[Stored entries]
____

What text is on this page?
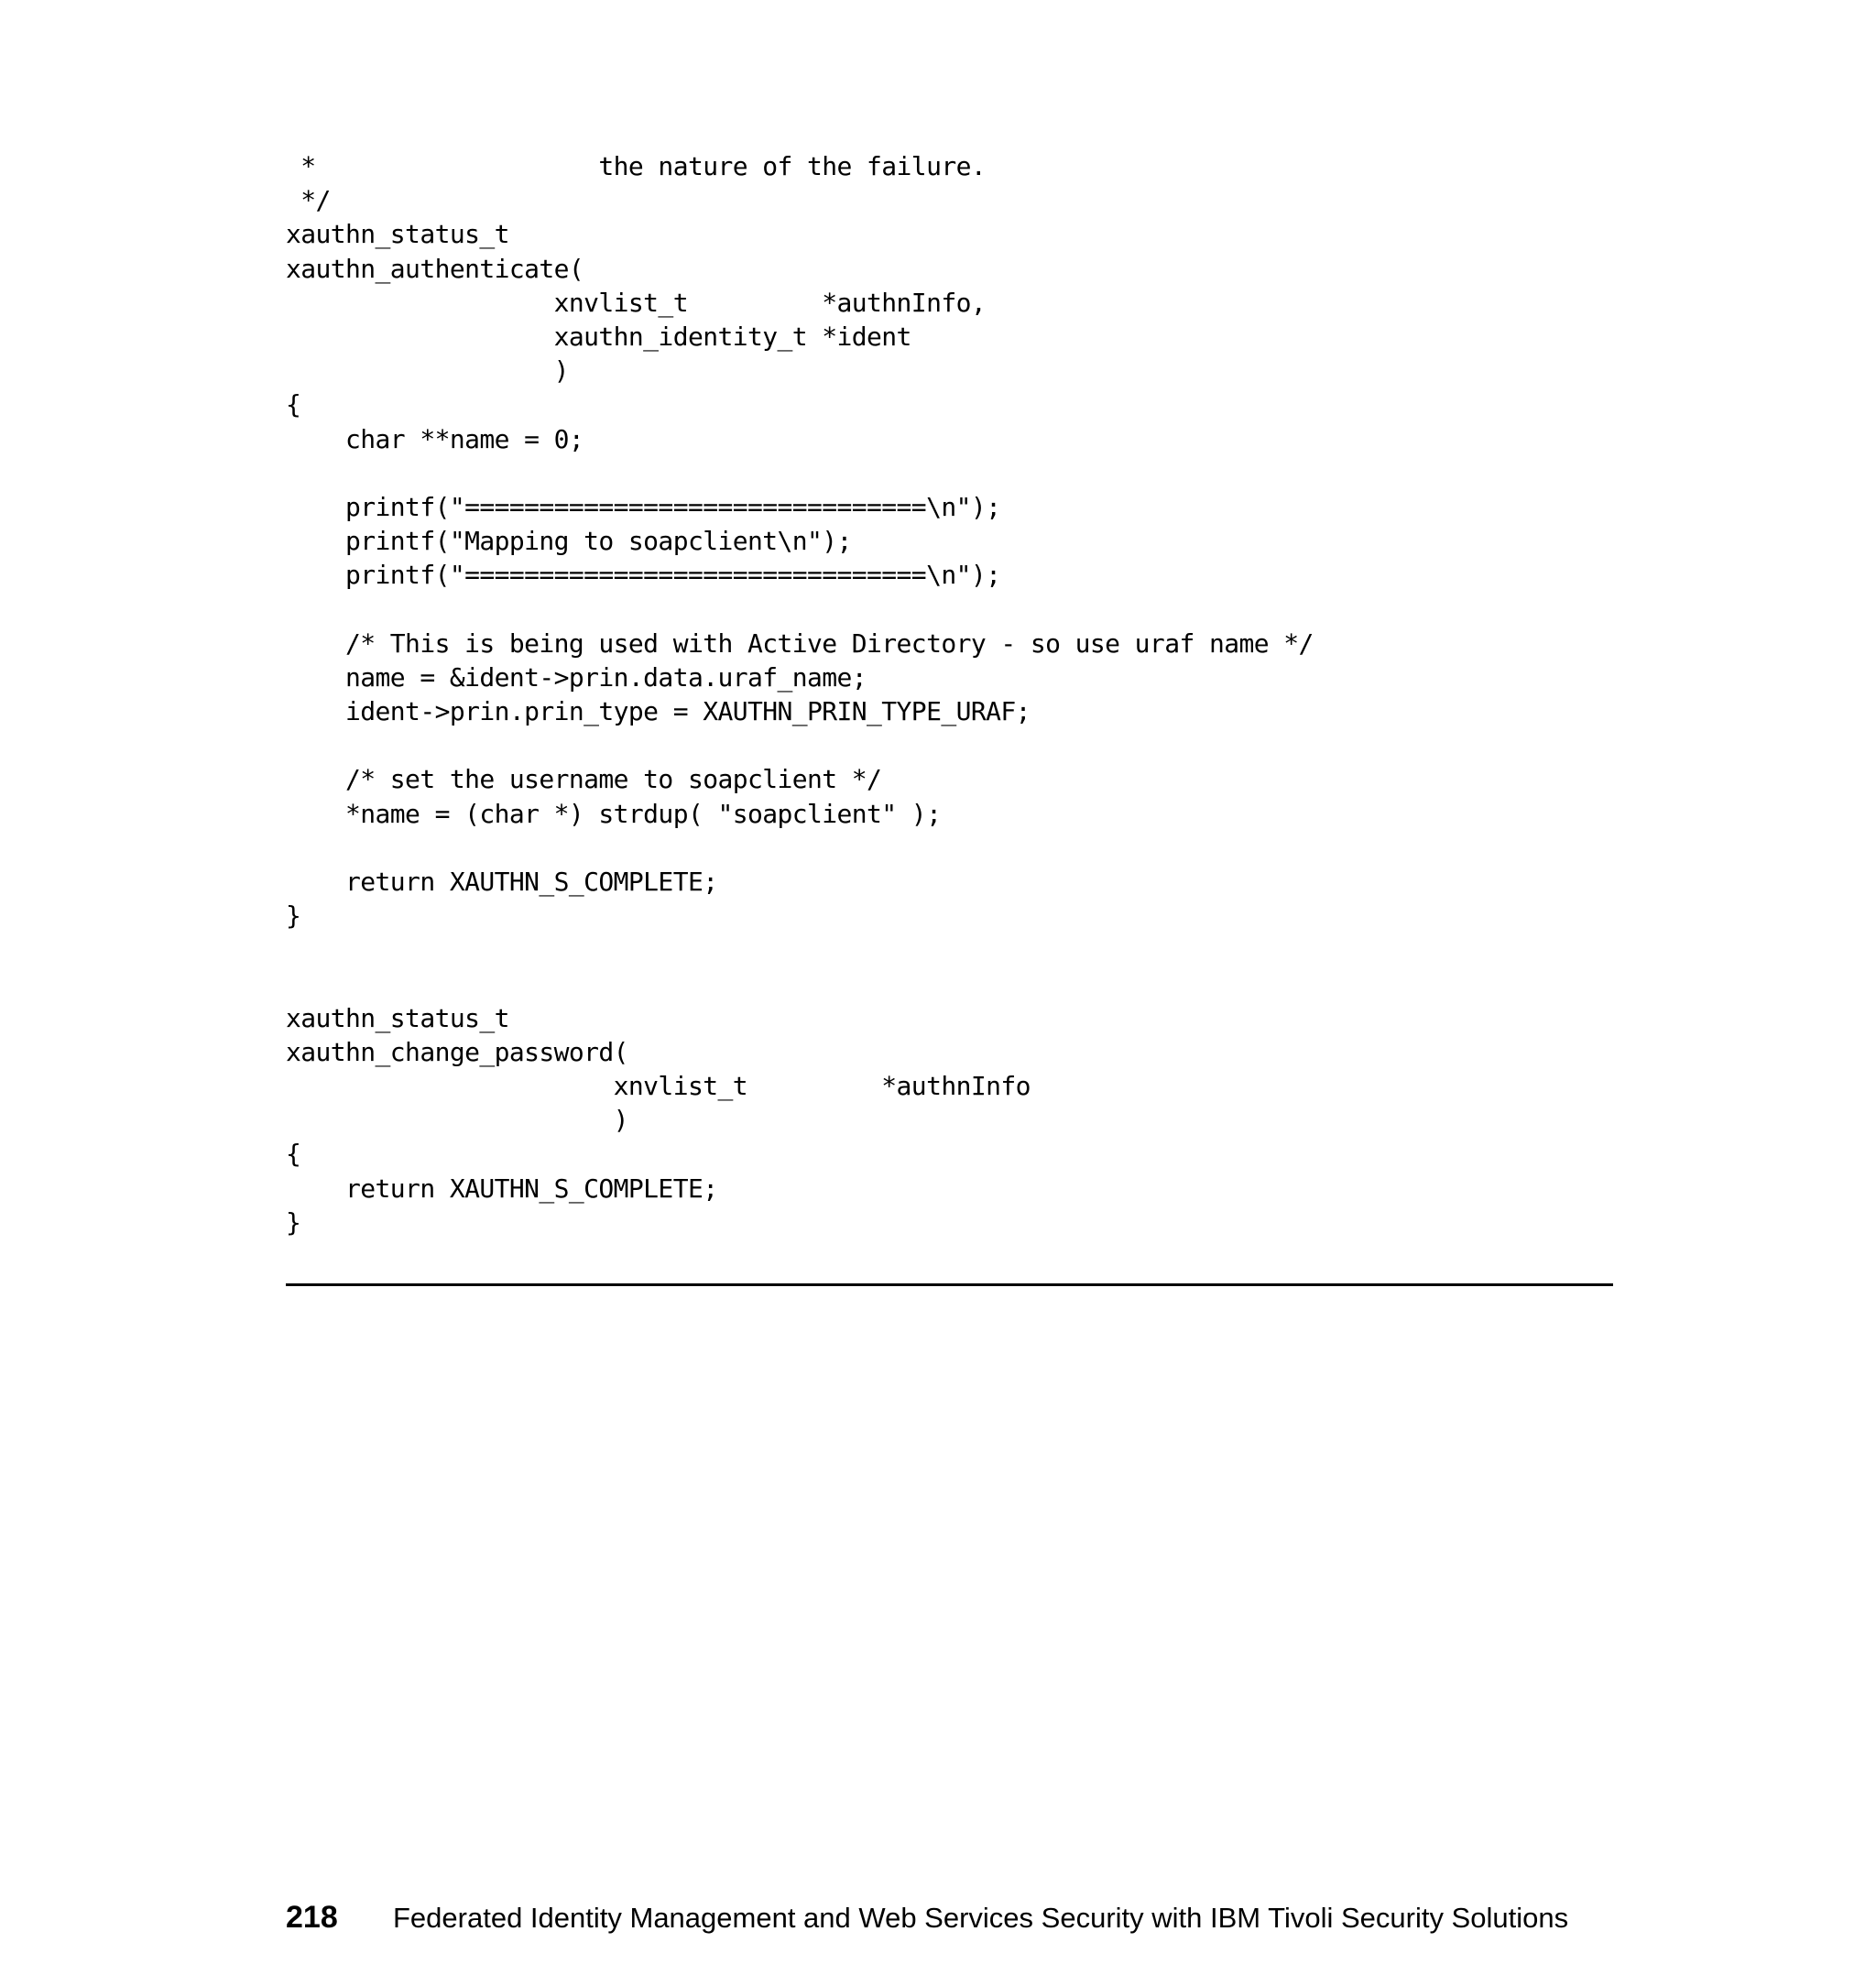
*                   the nature of the failure.
*/
xauthn_status_t
xauthn_authenticate(
xnvlist_t         *authnInfo,
xauthn_identity_t *ident
)
{
char **name = 0;
printf("===============================\n");
printf("Mapping to soapclient\n");
printf("===============================\n");
/* This is being used with Active Directory - so use uraf name */
name = &ident->prin.data.uraf_name;
ident->prin.prin_type = XAUTHN_PRIN_TYPE_URAF;
/* set the username to soapclient */
*name = (char *) strdup( "soapclient" );
return XAUTHN_S_COMPLETE;
}
xauthn_status_t
xauthn_change_password(
xnvlist_t         *authnInfo
)
{
return XAUTHN_S_COMPLETE;
}
218	Federated Identity Management and Web Services Security with IBM Tivoli Security Solutions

____

§ Goal:
Copy each line above precisely, dropping the pictures.

§ Problem solution:
What text is on this page?
*                   the nature of the failure.
*/
xauthn_status_t
xauthn_authenticate(
xnvlist_t         *authnInfo,
xauthn_identity_t *ident
)
{
char **name = 0;
printf("===============================\n");
printf("Mapping to soapclient\n");
printf("===============================\n");
/* This is being used with Active Directory - so use uraf name */
name = &ident->prin.data.uraf_name;
ident->prin.prin_type = XAUTHN_PRIN_TYPE_URAF;
/* set the username to soapclient */
*name = (char *) strdup( "soapclient" );
return XAUTHN_S_COMPLETE;
}
xauthn_status_t
xauthn_change_password(
xnvlist_t         *authnInfo
)
{
return XAUTHN_S_COMPLETE;
}
218	Federated Identity Management and Web Services Security with IBM Tivoli Security Solutions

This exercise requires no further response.